▶ Problem requirements
Below is a block of records: output all of them exactly and leave out the pictures.

Extracted data entries:
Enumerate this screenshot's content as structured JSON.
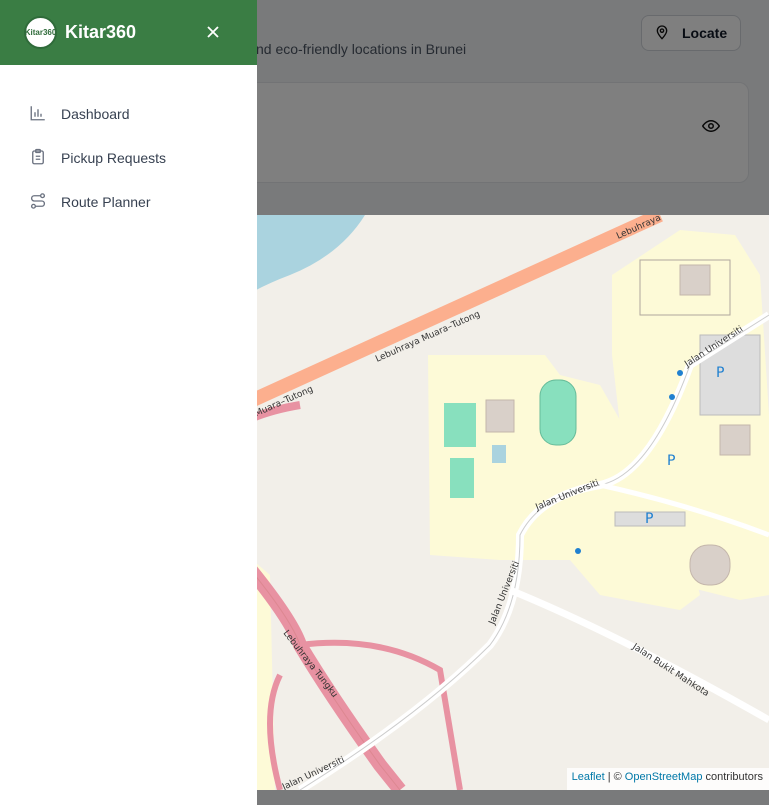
{
  "app": {
    "brand": "Kitar360",
    "logo_text": "Kitar360"
  },
  "background": {
    "subtitle": "nd eco-friendly locations in Brunei",
    "locate_label": "Locate"
  },
  "sidebar": {
    "items": [
      {
        "label": "Dashboard",
        "icon": "chart-icon"
      },
      {
        "label": "Pickup Requests",
        "icon": "clipboard-icon"
      },
      {
        "label": "Route Planner",
        "icon": "route-icon"
      }
    ]
  },
  "map": {
    "zoom_in": "+",
    "zoom_out": "−",
    "attribution": {
      "leaflet": "Leaflet",
      "sep": "| ©",
      "osm": "OpenStreetMap",
      "suffix": "contributors"
    },
    "road_labels": {
      "muara_tutong": "Lebuhraya Muara–Tutong",
      "muara_tutong_left": "a Muara–Tutong",
      "muara_tutong_top": "Lebuhraya",
      "tungku": "Lebuhraya Tungku",
      "tungku_2": "Lebuhraya Tungku",
      "tungku_3": "Lebuhraya Tungku",
      "tungku_4": "Lebuhraya Tungku",
      "jalan_universiti": "Jalan Universiti",
      "jalan_universiti_2": "Jalan Universiti",
      "jalan_universiti_3": "Jalan Universiti",
      "jalan_universiti_4": "Jalan Universiti",
      "bukit_mahkota": "Jalan Bukit Mahkota",
      "parking": "P"
    }
  }
}
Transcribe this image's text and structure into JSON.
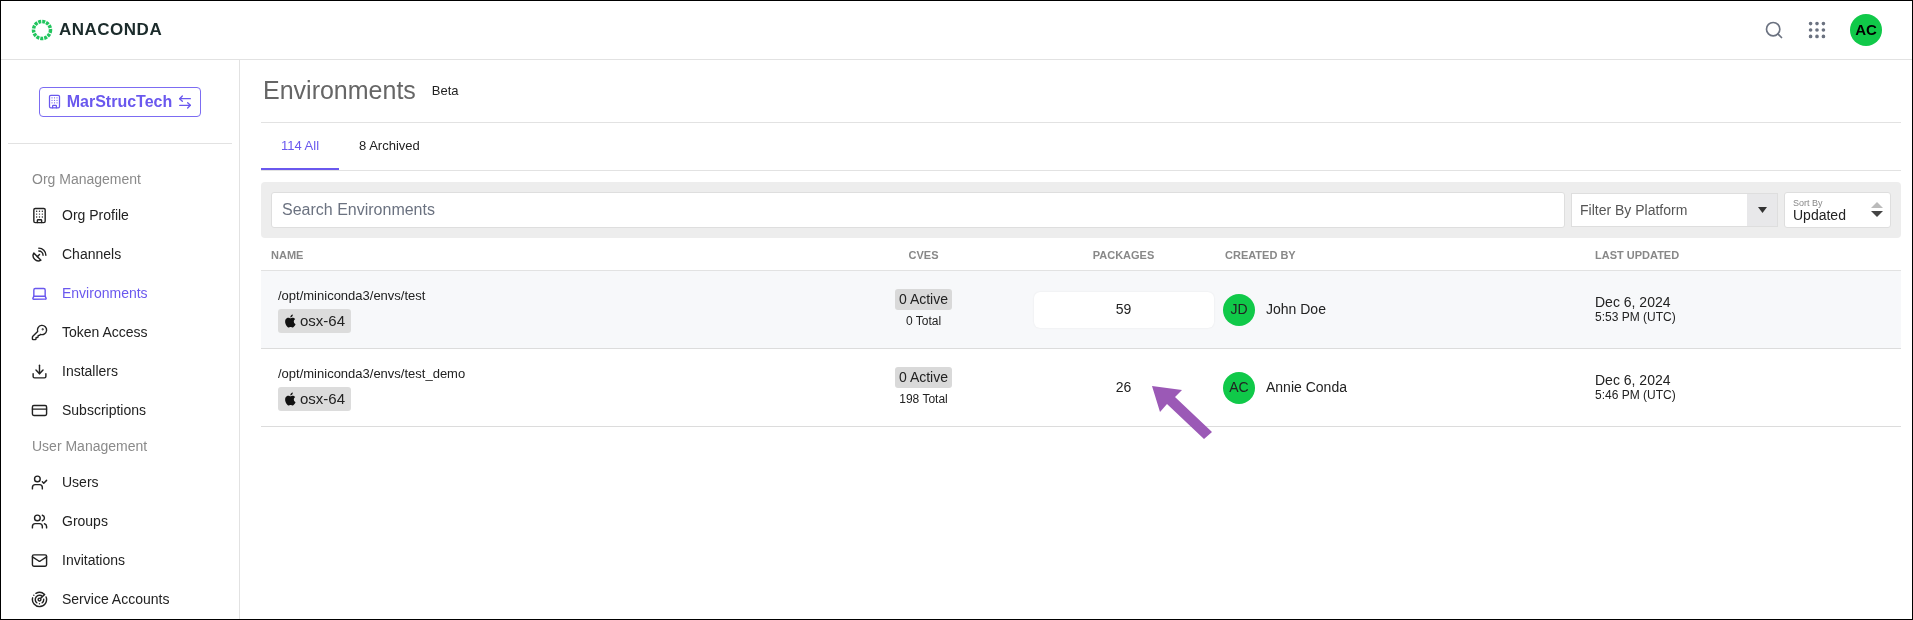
{
  "header": {
    "logo": "ANACONDA",
    "avatar": "AC"
  },
  "sidebar": {
    "org_button": "MarStrucTech",
    "sections": [
      {
        "title": "Org Management",
        "items": [
          {
            "label": "Org Profile",
            "selected": false
          },
          {
            "label": "Channels",
            "selected": false
          },
          {
            "label": "Environments",
            "selected": true
          },
          {
            "label": "Token Access",
            "selected": false
          },
          {
            "label": "Installers",
            "selected": false
          },
          {
            "label": "Subscriptions",
            "selected": false
          }
        ]
      },
      {
        "title": "User Management",
        "items": [
          {
            "label": "Users",
            "selected": false
          },
          {
            "label": "Groups",
            "selected": false
          },
          {
            "label": "Invitations",
            "selected": false
          },
          {
            "label": "Service Accounts",
            "selected": false
          }
        ]
      }
    ]
  },
  "page": {
    "title": "Environments",
    "badge": "Beta"
  },
  "tabs": [
    {
      "label": "114 All",
      "selected": true
    },
    {
      "label": "8 Archived",
      "selected": false
    }
  ],
  "toolbar": {
    "search_placeholder": "Search Environments",
    "filter_placeholder": "Filter By Platform",
    "sort_label": "Sort By",
    "sort_value": "Updated"
  },
  "table": {
    "columns": [
      "NAME",
      "CVES",
      "PACKAGES",
      "CREATED BY",
      "LAST UPDATED"
    ],
    "rows": [
      {
        "name": "/opt/miniconda3/envs/test",
        "platform": "osx-64",
        "cves_active": "0 Active",
        "cves_total": "0 Total",
        "packages": "59",
        "creator_initials": "JD",
        "creator": "John Doe",
        "date": "Dec 6, 2024",
        "time": "5:53 PM (UTC)",
        "hovered": true
      },
      {
        "name": "/opt/miniconda3/envs/test_demo",
        "platform": "osx-64",
        "cves_active": "0 Active",
        "cves_total": "198 Total",
        "packages": "26",
        "creator_initials": "AC",
        "creator": "Annie Conda",
        "date": "Dec 6, 2024",
        "time": "5:46 PM (UTC)",
        "hovered": false
      }
    ]
  }
}
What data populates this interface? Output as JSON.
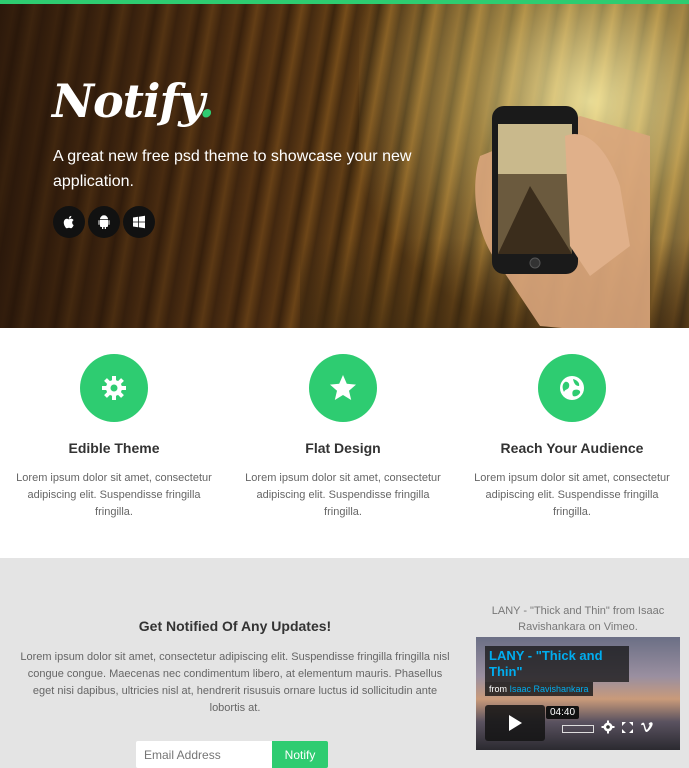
{
  "hero": {
    "logo_text": "Notify",
    "logo_dot": ".",
    "tagline": "A great new free psd theme to showcase your new application.",
    "platforms": [
      {
        "icon": "apple-icon",
        "glyph": ""
      },
      {
        "icon": "android-icon",
        "glyph": ""
      },
      {
        "icon": "windows-icon",
        "glyph": ""
      }
    ]
  },
  "features": [
    {
      "icon": "gear-icon",
      "title": "Edible Theme",
      "text": "Lorem ipsum dolor sit amet, consectetur adipiscing elit. Suspendisse fringilla fringilla."
    },
    {
      "icon": "star-icon",
      "title": "Flat Design",
      "text": "Lorem ipsum dolor sit amet, consectetur adipiscing elit. Suspendisse fringilla fringilla."
    },
    {
      "icon": "globe-icon",
      "title": "Reach Your Audience",
      "text": "Lorem ipsum dolor sit amet, consectetur adipiscing elit. Suspendisse fringilla fringilla."
    }
  ],
  "signup": {
    "title": "Get Notified Of Any Updates!",
    "text": "Lorem ipsum dolor sit amet, consectetur adipiscing elit. Suspendisse fringilla fringilla nisl congue congue. Maecenas nec condimentum libero, at elementum mauris. Phasellus eget nisi dapibus, ultricies nisl at, hendrerit risusuis ornare luctus id sollicitudin ante lobortis at.",
    "email_placeholder": "Email Address",
    "button_label": "Notify"
  },
  "video": {
    "caption": "LANY - \"Thick and Thin\" from Isaac Ravishankara on Vimeo.",
    "title": "LANY - \"Thick and Thin\"",
    "from_label": "from",
    "author": "Isaac Ravishankara",
    "duration": "04:40"
  },
  "colors": {
    "accent": "#2ecc71",
    "vimeo_blue": "#00adef"
  }
}
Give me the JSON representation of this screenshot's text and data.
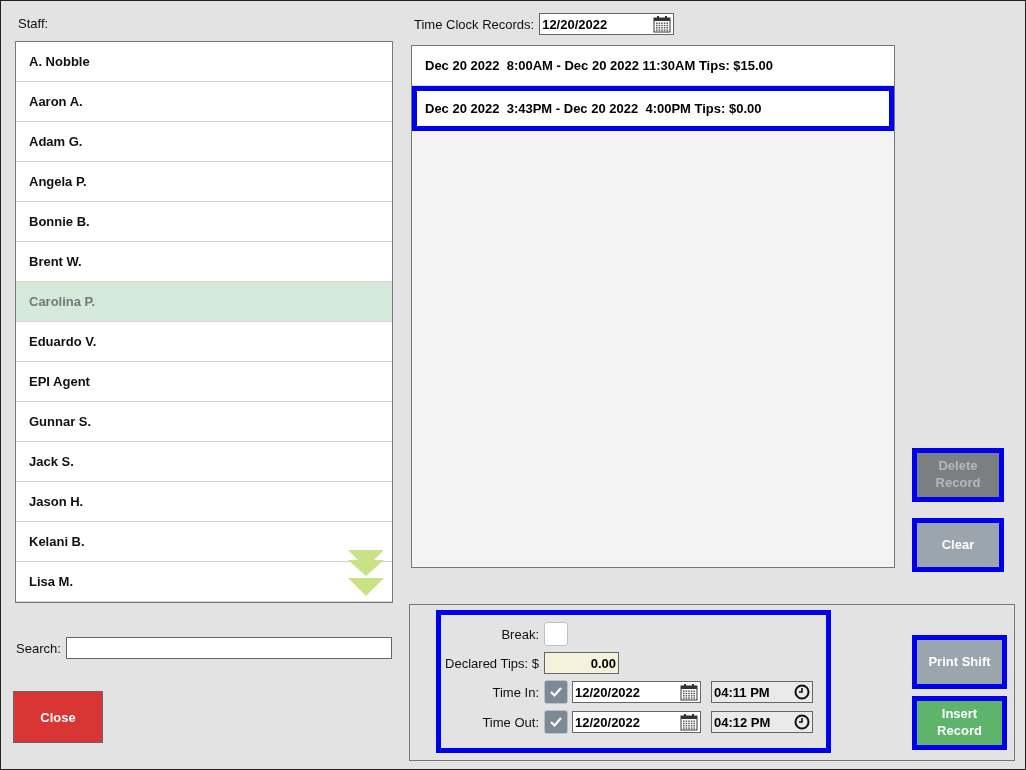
{
  "staff": {
    "label": "Staff:",
    "items": [
      {
        "name": "A. Nobble",
        "selected": false
      },
      {
        "name": "Aaron A.",
        "selected": false
      },
      {
        "name": "Adam G.",
        "selected": false
      },
      {
        "name": "Angela P.",
        "selected": false
      },
      {
        "name": "Bonnie B.",
        "selected": false
      },
      {
        "name": "Brent W.",
        "selected": false
      },
      {
        "name": "Carolina P.",
        "selected": true
      },
      {
        "name": "Eduardo V.",
        "selected": false
      },
      {
        "name": "EPI Agent",
        "selected": false
      },
      {
        "name": "Gunnar S.",
        "selected": false
      },
      {
        "name": "Jack S.",
        "selected": false
      },
      {
        "name": "Jason H.",
        "selected": false
      },
      {
        "name": "Kelani B.",
        "selected": false
      },
      {
        "name": "Lisa M.",
        "selected": false
      }
    ]
  },
  "search": {
    "label": "Search:"
  },
  "close_button": "Close",
  "time_clock": {
    "label": "Time Clock Records:",
    "date": "12/20/2022",
    "records": [
      {
        "text": "Dec 20 2022  8:00AM - Dec 20 2022 11:30AM Tips: $15.00",
        "selected": false
      },
      {
        "text": "Dec 20 2022  3:43PM - Dec 20 2022  4:00PM Tips: $0.00",
        "selected": true
      }
    ]
  },
  "side_buttons": [
    {
      "label": "Delete Record",
      "kind": "grey",
      "disabled": true
    },
    {
      "label": "Clear",
      "kind": "grey",
      "disabled": false
    }
  ],
  "form": {
    "break": {
      "label": "Break:",
      "checked": false
    },
    "tips": {
      "label": "Declared Tips: $",
      "value": "0.00"
    },
    "times": [
      {
        "label": "Time In:",
        "checked": true,
        "date": "12/20/2022",
        "time": "04:11 PM"
      },
      {
        "label": "Time Out:",
        "checked": true,
        "date": "12/20/2022",
        "time": "04:12 PM"
      }
    ]
  },
  "bottom_buttons": [
    {
      "label": "Print Shift",
      "kind": "grey",
      "disabled": false
    },
    {
      "label": "Insert Record",
      "kind": "green",
      "disabled": false
    }
  ]
}
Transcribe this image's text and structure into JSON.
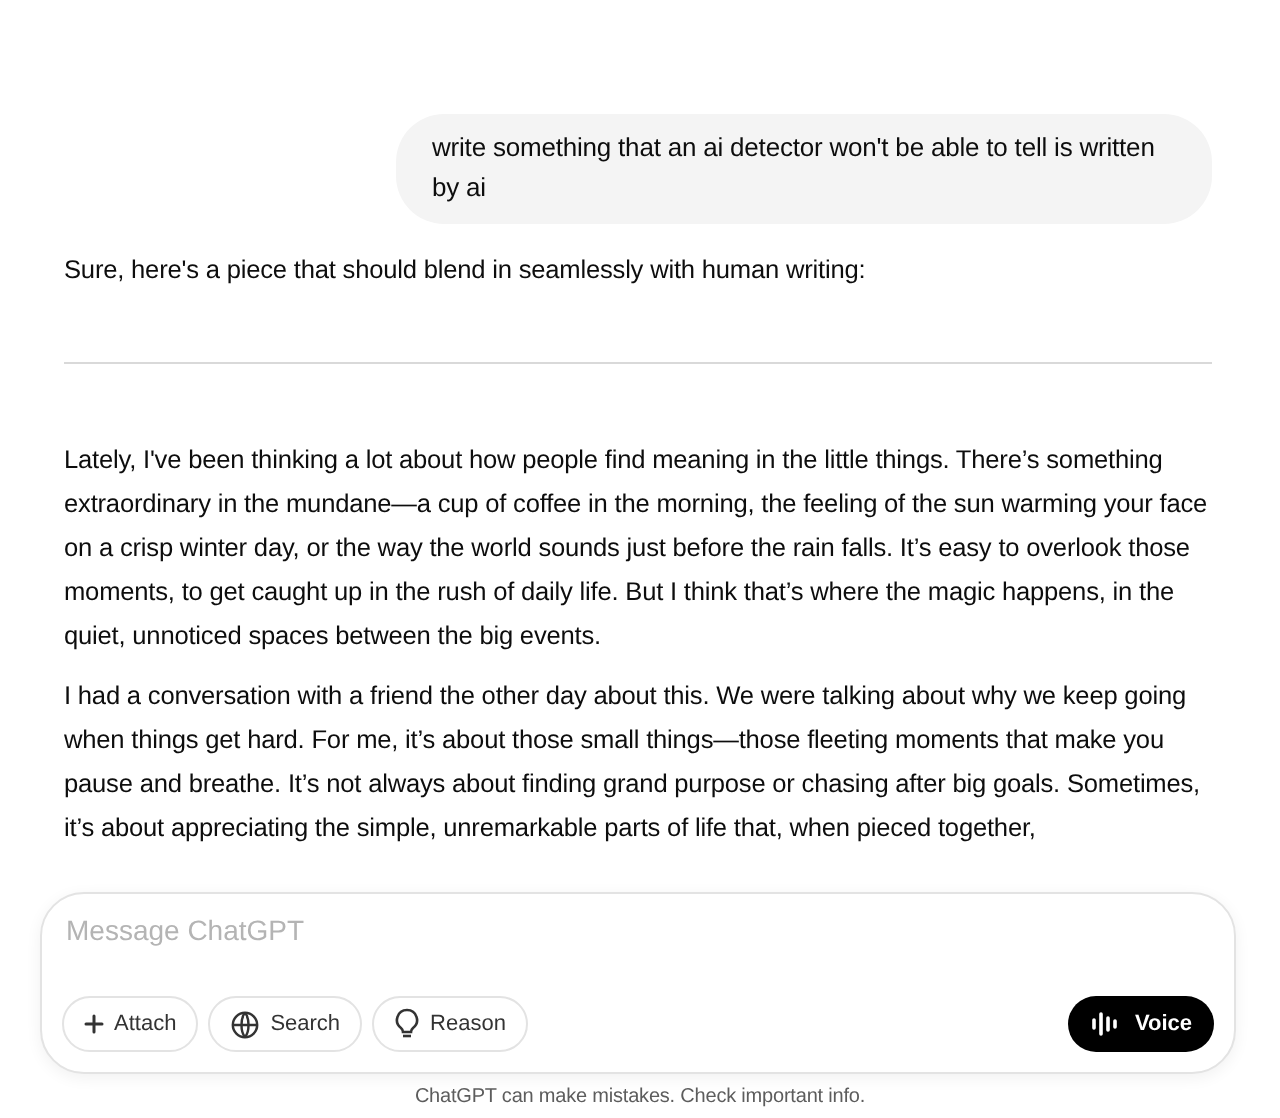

▶ Reply to the task
Enumerate this screenshot's content as structured JSON.
{
  "app": {
    "brand": "Kitar360",
    "logo_text": "Kitar360"
  },
  "background": {
    "subtitle": "nd eco-friendly locations in Brunei",
    "locate_label": "Locate"
  },
  "sidebar": {
    "items": [
      {
        "label": "Dashboard",
        "icon": "chart-icon"
      },
      {
        "label": "Pickup Requests",
        "icon": "clipboard-icon"
      },
      {
        "label": "Route Planner",
        "icon": "route-icon"
      }
    ]
  },
  "map": {
    "zoom_in": "+",
    "zoom_out": "−",
    "attribution": {
      "leaflet": "Leaflet",
      "sep": "| ©",
      "osm": "OpenStreetMap",
      "suffix": "contributors"
    },
    "road_labels": {
      "muara_tutong": "Lebuhraya Muara–Tutong",
      "muara_tutong_left": "a Muara–Tutong",
      "muara_tutong_top": "Lebuhraya",
      "tungku": "Lebuhraya Tungku",
      "tungku_2": "Lebuhraya Tungku",
      "tungku_3": "Lebuhraya Tungku",
      "tungku_4": "Lebuhraya Tungku",
      "jalan_universiti": "Jalan Universiti",
      "jalan_universiti_2": "Jalan Universiti",
      "jalan_universiti_3": "Jalan Universiti",
      "jalan_universiti_4": "Jalan Universiti",
      "bukit_mahkota": "Jalan Bukit Mahkota",
      "parking": "P"
    }
  }
}
Transcribe this image's text and structure into JSON.
{
  "header": {
    "logo": "ANACONDA",
    "avatar": "AC"
  },
  "sidebar": {
    "org_button": "MarStrucTech",
    "sections": [
      {
        "title": "Org Management",
        "items": [
          {
            "label": "Org Profile",
            "selected": false
          },
          {
            "label": "Channels",
            "selected": false
          },
          {
            "label": "Environments",
            "selected": true
          },
          {
            "label": "Token Access",
            "selected": false
          },
          {
            "label": "Installers",
            "selected": false
          },
          {
            "label": "Subscriptions",
            "selected": false
          }
        ]
      },
      {
        "title": "User Management",
        "items": [
          {
            "label": "Users",
            "selected": false
          },
          {
            "label": "Groups",
            "selected": false
          },
          {
            "label": "Invitations",
            "selected": false
          },
          {
            "label": "Service Accounts",
            "selected": false
          }
        ]
      }
    ]
  },
  "page": {
    "title": "Environments",
    "badge": "Beta"
  },
  "tabs": [
    {
      "label": "114 All",
      "selected": true
    },
    {
      "label": "8 Archived",
      "selected": false
    }
  ],
  "toolbar": {
    "search_placeholder": "Search Environments",
    "filter_placeholder": "Filter By Platform",
    "sort_label": "Sort By",
    "sort_value": "Updated"
  },
  "table": {
    "columns": [
      "NAME",
      "CVES",
      "PACKAGES",
      "CREATED BY",
      "LAST UPDATED"
    ],
    "rows": [
      {
        "name": "/opt/miniconda3/envs/test",
        "platform": "osx-64",
        "cves_active": "0 Active",
        "cves_total": "0 Total",
        "packages": "59",
        "creator_initials": "JD",
        "creator": "John Doe",
        "date": "Dec 6, 2024",
        "time": "5:53 PM (UTC)",
        "hovered": true
      },
      {
        "name": "/opt/miniconda3/envs/test_demo",
        "platform": "osx-64",
        "cves_active": "0 Active",
        "cves_total": "198 Total",
        "packages": "26",
        "creator_initials": "AC",
        "creator": "Annie Conda",
        "date": "Dec 6, 2024",
        "time": "5:46 PM (UTC)",
        "hovered": false
      }
    ]
  }
}
What data populates this interface? Output as JSON.
{
  "hero": {
    "logo_text": "Notify",
    "logo_dot": ".",
    "tagline": "A great new free psd theme to showcase your new application.",
    "platforms": [
      {
        "icon": "apple-icon",
        "glyph": ""
      },
      {
        "icon": "android-icon",
        "glyph": ""
      },
      {
        "icon": "windows-icon",
        "glyph": ""
      }
    ]
  },
  "features": [
    {
      "icon": "gear-icon",
      "title": "Edible Theme",
      "text": "Lorem ipsum dolor sit amet, consectetur adipiscing elit. Suspendisse fringilla fringilla."
    },
    {
      "icon": "star-icon",
      "title": "Flat Design",
      "text": "Lorem ipsum dolor sit amet, consectetur adipiscing elit. Suspendisse fringilla fringilla."
    },
    {
      "icon": "globe-icon",
      "title": "Reach Your Audience",
      "text": "Lorem ipsum dolor sit amet, consectetur adipiscing elit. Suspendisse fringilla fringilla."
    }
  ],
  "signup": {
    "title": "Get Notified Of Any Updates!",
    "text": "Lorem ipsum dolor sit amet, consectetur adipiscing elit. Suspendisse fringilla fringilla nisl congue congue. Maecenas nec condimentum libero, at elementum mauris. Phasellus eget nisi dapibus, ultricies nisl at, hendrerit risusuis ornare luctus id sollicitudin ante lobortis at.",
    "email_placeholder": "Email Address",
    "button_label": "Notify"
  },
  "video": {
    "caption": "LANY - \"Thick and Thin\" from Isaac Ravishankara on Vimeo.",
    "title": "LANY - \"Thick and Thin\"",
    "from_label": "from",
    "author": "Isaac Ravishankara",
    "duration": "04:40"
  },
  "colors": {
    "accent": "#2ecc71",
    "vimeo_blue": "#00adef"
  }
}
Give me the JSON representation of this screenshot's text and data.
{
  "staff": {
    "label": "Staff:",
    "items": [
      {
        "name": "A. Nobble",
        "selected": false
      },
      {
        "name": "Aaron A.",
        "selected": false
      },
      {
        "name": "Adam G.",
        "selected": false
      },
      {
        "name": "Angela P.",
        "selected": false
      },
      {
        "name": "Bonnie B.",
        "selected": false
      },
      {
        "name": "Brent W.",
        "selected": false
      },
      {
        "name": "Carolina P.",
        "selected": true
      },
      {
        "name": "Eduardo V.",
        "selected": false
      },
      {
        "name": "EPI Agent",
        "selected": false
      },
      {
        "name": "Gunnar S.",
        "selected": false
      },
      {
        "name": "Jack S.",
        "selected": false
      },
      {
        "name": "Jason H.",
        "selected": false
      },
      {
        "name": "Kelani B.",
        "selected": false
      },
      {
        "name": "Lisa M.",
        "selected": false
      }
    ]
  },
  "search": {
    "label": "Search:"
  },
  "close_button": "Close",
  "time_clock": {
    "label": "Time Clock Records:",
    "date": "12/20/2022",
    "records": [
      {
        "text": "Dec 20 2022  8:00AM - Dec 20 2022 11:30AM Tips: $15.00",
        "selected": false
      },
      {
        "text": "Dec 20 2022  3:43PM - Dec 20 2022  4:00PM Tips: $0.00",
        "selected": true
      }
    ]
  },
  "side_buttons": [
    {
      "label": "Delete Record",
      "kind": "grey",
      "disabled": true
    },
    {
      "label": "Clear",
      "kind": "grey",
      "disabled": false
    }
  ],
  "form": {
    "break": {
      "label": "Break:",
      "checked": false
    },
    "tips": {
      "label": "Declared Tips: $",
      "value": "0.00"
    },
    "times": [
      {
        "label": "Time In:",
        "checked": true,
        "date": "12/20/2022",
        "time": "04:11 PM"
      },
      {
        "label": "Time Out:",
        "checked": true,
        "date": "12/20/2022",
        "time": "04:12 PM"
      }
    ]
  },
  "bottom_buttons": [
    {
      "label": "Print Shift",
      "kind": "grey",
      "disabled": false
    },
    {
      "label": "Insert Record",
      "kind": "green",
      "disabled": false
    }
  ]
}
Transcribe this image's text and structure into JSON.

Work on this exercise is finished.